- DATA ROWS
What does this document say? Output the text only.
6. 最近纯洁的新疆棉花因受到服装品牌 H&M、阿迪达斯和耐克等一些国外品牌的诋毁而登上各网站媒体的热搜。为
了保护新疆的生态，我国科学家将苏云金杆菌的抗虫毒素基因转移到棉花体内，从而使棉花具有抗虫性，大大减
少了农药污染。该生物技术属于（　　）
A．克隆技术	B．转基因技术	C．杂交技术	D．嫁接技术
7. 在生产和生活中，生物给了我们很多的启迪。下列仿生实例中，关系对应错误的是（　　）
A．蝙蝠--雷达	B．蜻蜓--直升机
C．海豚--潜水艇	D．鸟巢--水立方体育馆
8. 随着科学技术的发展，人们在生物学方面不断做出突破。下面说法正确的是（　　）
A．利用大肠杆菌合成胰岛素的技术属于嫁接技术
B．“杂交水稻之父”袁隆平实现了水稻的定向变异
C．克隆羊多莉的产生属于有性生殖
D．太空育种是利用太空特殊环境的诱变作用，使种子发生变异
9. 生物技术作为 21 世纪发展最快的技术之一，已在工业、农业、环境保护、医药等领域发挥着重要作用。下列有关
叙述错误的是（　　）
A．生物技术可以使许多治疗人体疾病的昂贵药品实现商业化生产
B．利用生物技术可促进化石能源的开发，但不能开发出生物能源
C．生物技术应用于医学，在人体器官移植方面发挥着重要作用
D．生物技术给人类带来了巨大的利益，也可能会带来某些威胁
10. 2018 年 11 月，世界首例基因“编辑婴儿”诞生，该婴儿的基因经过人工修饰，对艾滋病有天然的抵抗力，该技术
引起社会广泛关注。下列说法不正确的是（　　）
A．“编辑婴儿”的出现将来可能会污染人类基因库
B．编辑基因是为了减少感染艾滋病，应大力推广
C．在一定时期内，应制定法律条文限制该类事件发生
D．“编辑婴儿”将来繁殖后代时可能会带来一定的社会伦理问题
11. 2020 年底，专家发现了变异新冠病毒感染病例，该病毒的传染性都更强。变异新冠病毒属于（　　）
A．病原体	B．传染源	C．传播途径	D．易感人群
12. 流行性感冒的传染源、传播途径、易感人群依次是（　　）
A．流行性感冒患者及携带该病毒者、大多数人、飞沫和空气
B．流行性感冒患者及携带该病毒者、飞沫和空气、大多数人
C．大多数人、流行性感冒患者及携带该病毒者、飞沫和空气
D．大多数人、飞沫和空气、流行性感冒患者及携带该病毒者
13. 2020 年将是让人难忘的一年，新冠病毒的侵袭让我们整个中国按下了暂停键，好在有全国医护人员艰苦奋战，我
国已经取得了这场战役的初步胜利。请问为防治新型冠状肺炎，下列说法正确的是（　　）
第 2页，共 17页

- WHAT IS REQUIRED
Copy each line of the entries that includes the word "大多数人".

- TASK SOLUTION
A．流行性感冒患者及携带该病毒者、大多数人、飞沫和空气
B．流行性感冒患者及携带该病毒者、飞沫和空气、大多数人
C．大多数人、流行性感冒患者及携带该病毒者、飞沫和空气
D．大多数人、飞沫和空气、流行性感冒患者及携带该病毒者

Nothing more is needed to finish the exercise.